▸ TAREFAS PROPOSTAS:
**1)** Copie do texto sobre as inversões o trecho entre "Mas é pela desconfiguração" e "mas se completam.", inclusive.
**2)** Segundo o texto sobre as inversões:
(a) O que tornou inaudíveis os gritos anticapitalistas?
(b) Para onde caminha a agulha quando o disco é escutado na forma positiva?
(c) Em que momento a agulha despenca do equipamento?

▸ TEXTO FORNECIDO:
# # # # #

Em um mundo
de inversões, onde tudo se transforma em seu contrário e assim sucessivamente,
é necessário rever a cada minuto o sentido que as coisas adquirem, quais
inversões estão sendo realizadas e por quem. Ou talvez fosse melhor dizer: em
um tempo de inversões, um tempo em
que se apagou a própria idéia de tempo para se instaurar o pós-tudo da
pós-modernidade pós-rancor, é necessário, a cada minuto, olhar os sentidos da
dinâmica social e suas inversões constantes.
1. vitrola | contraponto
Quando o
tal do gigante acordou, o sentido de uma força que tomava conta das ruas se
inverteu. Ficou forte, daí, o grito positivista do nacionalismo. O hino
nacional tornou inaudível os gritos anti-capitalistas, sufocou qualquer
possibilidade de crítica radical. As pautas se tornaram apelos cívicos, já não
questionavam as condições materiais violentas do capitalismo brasileiro em seu
momento de ápice e colapso, mas buscavam “endireitar” os rumos da pátria[1].
A operação
de inverter a polaridade de uma vitrola, fazendo com que o disco de hinos
nacionais toque ao contrário, inverte – de cara – todo o discurso positivista,
recusa seu conteúdo e o torna inaudível.
Mas é pela desconfiguração sonora que se explicita qual é o movimento do
nacional em relação ao indivíduo – se escutado na forma positiva, a agulha
caminha para o centro (para uma centralização?), para um ápice determinado,
alcançado através da progressão do movimento do aparelho. Já em seu
espelhamento negativo, a agulha caminha no sentido de sua própria expulsão da
unidade do disco: em movimentos sutis ela está programada para sua própria
falência, seu colapso, já que despenca do equipamento quando a musica acaba.
Estes movimentos não se excluem, mas se completam.
O
positivismo ufanista expresso no hino nacional brasileiro foi a objetivação
poética e heróica do momento de formação dos Estados nacionais, que por sua vez
se constituiram como condição para a formação simultânea e inseparável do moderno
sistema produtor de mercadorias. Assim, o capitalismo,
atualmente em crise mundial, reproduzido ampliada e ficticiamente pelos
mecanismos financeiros, pede a retomada histérica da ideia heróica de nação, mesmo
que esta também esteja em colapso e se apresente como um invólucro meramente
formal. – E lá vão eles, de verde e amarelo, cantando sua raiva e seu otimismo
opressor no mesmo tom.

# # # # #

▸ REGISTROS DE DADOS:
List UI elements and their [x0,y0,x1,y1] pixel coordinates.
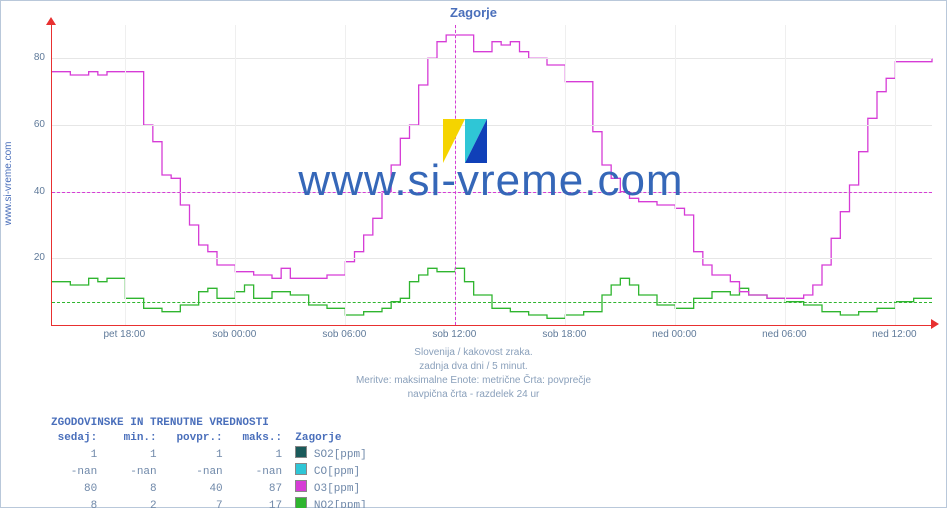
avg-line-o3 [52,192,932,193]
legend-label: CO[ppm] [314,466,360,478]
h-gridline [52,258,932,259]
x-tick-label: ned 06:00 [762,329,807,340]
stats-table: ZGODOVINSKE IN TRENUTNE VREDNOSTI sedaj:… [51,416,367,508]
stats-row: -nan -nan -nan -nan CO[ppm] [51,463,367,480]
stats-row: 1 1 1 1 SO2[ppm] [51,446,367,463]
x-axis-arrow-icon [931,319,939,329]
y-axis-arrow-icon [46,17,56,25]
stats-title: ZGODOVINSKE IN TRENUTNE VREDNOSTI [51,416,367,431]
chart-frame: www.si-vreme.com Zagorje Slovenija / kak… [0,0,947,508]
stats-row: 80 8 40 87 O3[ppm] [51,480,367,497]
legend-swatch-icon [295,446,307,458]
legend-label: O3[ppm] [314,483,360,495]
caption-line: navpična črta - razdelek 24 ur [1,388,946,402]
avg-line-no2 [52,302,932,303]
series-no2 [52,268,932,318]
x-tick-label: sob 06:00 [322,329,366,340]
side-source-label: www.si-vreme.com [3,141,14,225]
v-gridline [235,25,236,325]
h-gridline [52,125,932,126]
x-tick-label: sob 00:00 [212,329,256,340]
legend-label: NO2[ppm] [314,500,367,508]
legend-swatch-icon [295,480,307,492]
v-gridline [345,25,346,325]
x-tick-label: ned 12:00 [872,329,917,340]
x-tick-label: sob 12:00 [432,329,476,340]
chart-svg [52,25,932,325]
caption-line: Meritve: maksimalne Enote: metrične Črta… [1,374,946,388]
x-tick-label: sob 18:00 [542,329,586,340]
y-tick-label: 80 [5,52,45,63]
x-tick-label: ned 00:00 [652,329,697,340]
v-gridline [895,25,896,325]
y-tick-label: 40 [5,186,45,197]
plot-area [51,25,932,326]
legend-swatch-icon [295,463,307,475]
v-gridline [565,25,566,325]
legend-label: SO2[ppm] [314,449,367,461]
caption-line: Slovenija / kakovost zraka. [1,346,946,360]
v-gridline [675,25,676,325]
x-tick-label: pet 18:00 [103,329,145,340]
v-gridline [125,25,126,325]
chart-caption: Slovenija / kakovost zraka. zadnja dva d… [1,346,946,402]
stats-row: 8 2 7 17 NO2[ppm] [51,497,367,508]
v-gridline [785,25,786,325]
caption-line: zadnja dva dni / 5 minut. [1,360,946,374]
y-tick-label: 20 [5,252,45,263]
legend-swatch-icon [295,497,307,508]
chart-title: Zagorje [1,5,946,20]
y-tick-label: 60 [5,119,45,130]
h-gridline [52,58,932,59]
stats-header-row: sedaj: min.: povpr.: maks.: Zagorje [51,431,367,446]
v-24h-marker [455,25,456,325]
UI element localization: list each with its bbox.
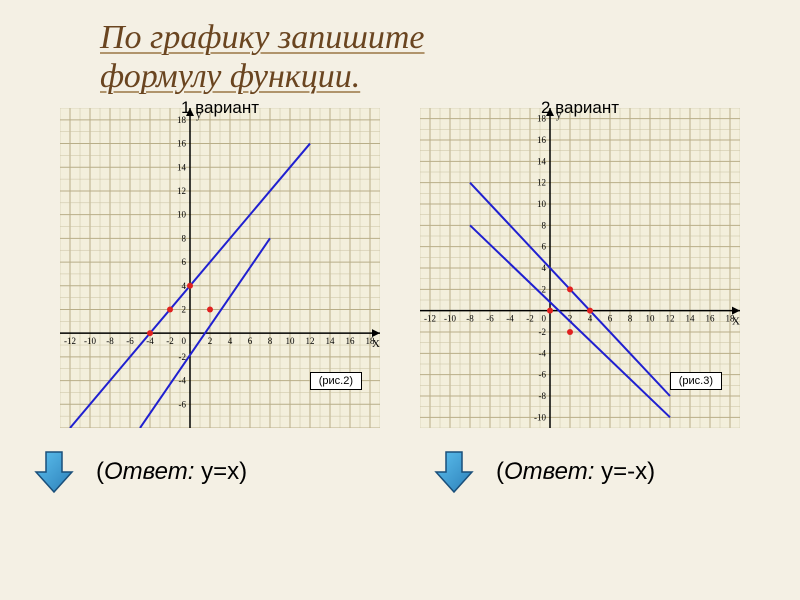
svg-text:10: 10 — [537, 199, 547, 209]
svg-text:8: 8 — [542, 221, 547, 231]
page-title: По графику запишите формулу функции. — [100, 18, 770, 96]
variant-1-label: 1 вариант — [181, 98, 259, 118]
title-line-1: По графику запишите — [100, 19, 425, 56]
answer-group-2: (Ответ: y=-x) — [430, 448, 770, 496]
svg-text:-2: -2 — [166, 336, 174, 346]
svg-text:6: 6 — [248, 336, 253, 346]
svg-text:-10: -10 — [84, 336, 96, 346]
chart-right: Xy-12-10-8-6-4-224681012141618-10-8-6-4-… — [420, 108, 740, 428]
svg-text:2: 2 — [182, 305, 187, 315]
svg-text:-6: -6 — [539, 370, 547, 380]
svg-text:-10: -10 — [444, 314, 456, 324]
svg-text:-10: -10 — [534, 413, 546, 423]
svg-text:-6: -6 — [126, 336, 134, 346]
svg-text:-2: -2 — [179, 352, 187, 362]
svg-text:0: 0 — [542, 314, 547, 324]
svg-text:6: 6 — [182, 257, 187, 267]
svg-text:-2: -2 — [539, 327, 547, 337]
svg-text:-8: -8 — [539, 391, 547, 401]
charts-row: 1 вариант Xy-12-10-8-6-4-224681012141618… — [30, 98, 770, 428]
svg-text:14: 14 — [326, 336, 336, 346]
svg-text:-4: -4 — [539, 349, 547, 359]
svg-text:18: 18 — [726, 314, 736, 324]
slide: По графику запишите формулу функции. 1 в… — [0, 0, 800, 600]
svg-text:4: 4 — [588, 314, 593, 324]
arrow-down-icon — [430, 448, 478, 496]
svg-text:-12: -12 — [424, 314, 436, 324]
svg-text:16: 16 — [706, 314, 716, 324]
answer-2-prefix: Ответ: — [504, 458, 594, 485]
svg-text:0: 0 — [182, 336, 187, 346]
chart-col-left: 1 вариант Xy-12-10-8-6-4-224681012141618… — [60, 98, 380, 428]
svg-text:8: 8 — [268, 336, 273, 346]
svg-text:-12: -12 — [64, 336, 76, 346]
figure-label-left: (рис.2) — [310, 372, 362, 390]
svg-text:12: 12 — [537, 178, 546, 188]
answer-2-text: (Ответ: y=-x) — [496, 458, 655, 486]
svg-text:-4: -4 — [179, 376, 187, 386]
svg-text:2: 2 — [542, 285, 547, 295]
svg-text:4: 4 — [228, 336, 233, 346]
chart-col-right: 2 вариант Xy-12-10-8-6-4-224681012141618… — [420, 98, 740, 428]
svg-text:10: 10 — [286, 336, 296, 346]
svg-text:16: 16 — [537, 135, 547, 145]
svg-text:-8: -8 — [466, 314, 474, 324]
svg-text:16: 16 — [177, 139, 187, 149]
svg-text:16: 16 — [346, 336, 356, 346]
answers-row: (Ответ: y=x) (Ответ: y=-x) — [30, 448, 770, 496]
arrow-down-icon — [30, 448, 78, 496]
svg-text:-2: -2 — [526, 314, 534, 324]
chart-left: Xy-12-10-8-6-4-224681012141618-6-4-22468… — [60, 108, 380, 428]
svg-text:-6: -6 — [486, 314, 494, 324]
svg-text:18: 18 — [366, 336, 376, 346]
svg-text:14: 14 — [177, 162, 187, 172]
answer-1-text: (Ответ: y=x) — [96, 458, 247, 486]
svg-text:14: 14 — [537, 157, 547, 167]
answer-1-prefix: Ответ: — [104, 458, 194, 485]
svg-text:2: 2 — [208, 336, 213, 346]
svg-text:8: 8 — [182, 234, 187, 244]
title-line-2: формулу функции. — [100, 58, 360, 95]
svg-text:-4: -4 — [506, 314, 514, 324]
svg-text:10: 10 — [177, 210, 187, 220]
svg-text:12: 12 — [666, 314, 675, 324]
svg-text:-8: -8 — [106, 336, 114, 346]
svg-text:12: 12 — [306, 336, 315, 346]
svg-text:6: 6 — [608, 314, 613, 324]
answer-1-body: y=x) — [194, 458, 247, 485]
svg-text:12: 12 — [177, 186, 186, 196]
svg-text:14: 14 — [686, 314, 696, 324]
svg-text:-6: -6 — [179, 399, 187, 409]
svg-text:8: 8 — [628, 314, 633, 324]
svg-text:6: 6 — [542, 242, 547, 252]
answer-group-1: (Ответ: y=x) — [30, 448, 370, 496]
variant-2-label: 2 вариант — [541, 98, 619, 118]
answer-2-body: y=-x) — [594, 458, 655, 485]
svg-text:10: 10 — [646, 314, 656, 324]
figure-label-right: (рис.3) — [670, 372, 722, 390]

# # # # #

▸ RESPOSTAS APRESENTADAS:
**1)**
Mas é pela desconfiguração sonora que se explicita qual é o movimento do
nacional em relação ao indivíduo – se escutado na forma positiva, a agulha
caminha para o centro (para uma centralização?), para um ápice determinado,
alcançado através da progressão do movimento do aparelho. Já em seu
espelhamento negativo, a agulha caminha no sentido de sua própria expulsão da
unidade do disco: em movimentos sutis ela está programada para sua própria
falência, seu colapso, já que despenca do equipamento quando a musica acaba.
Estes movimentos não se excluem, mas se completam.

**2)**
(a) O hino nacional.
(b) Para o centro.
(c) Quando a música acaba.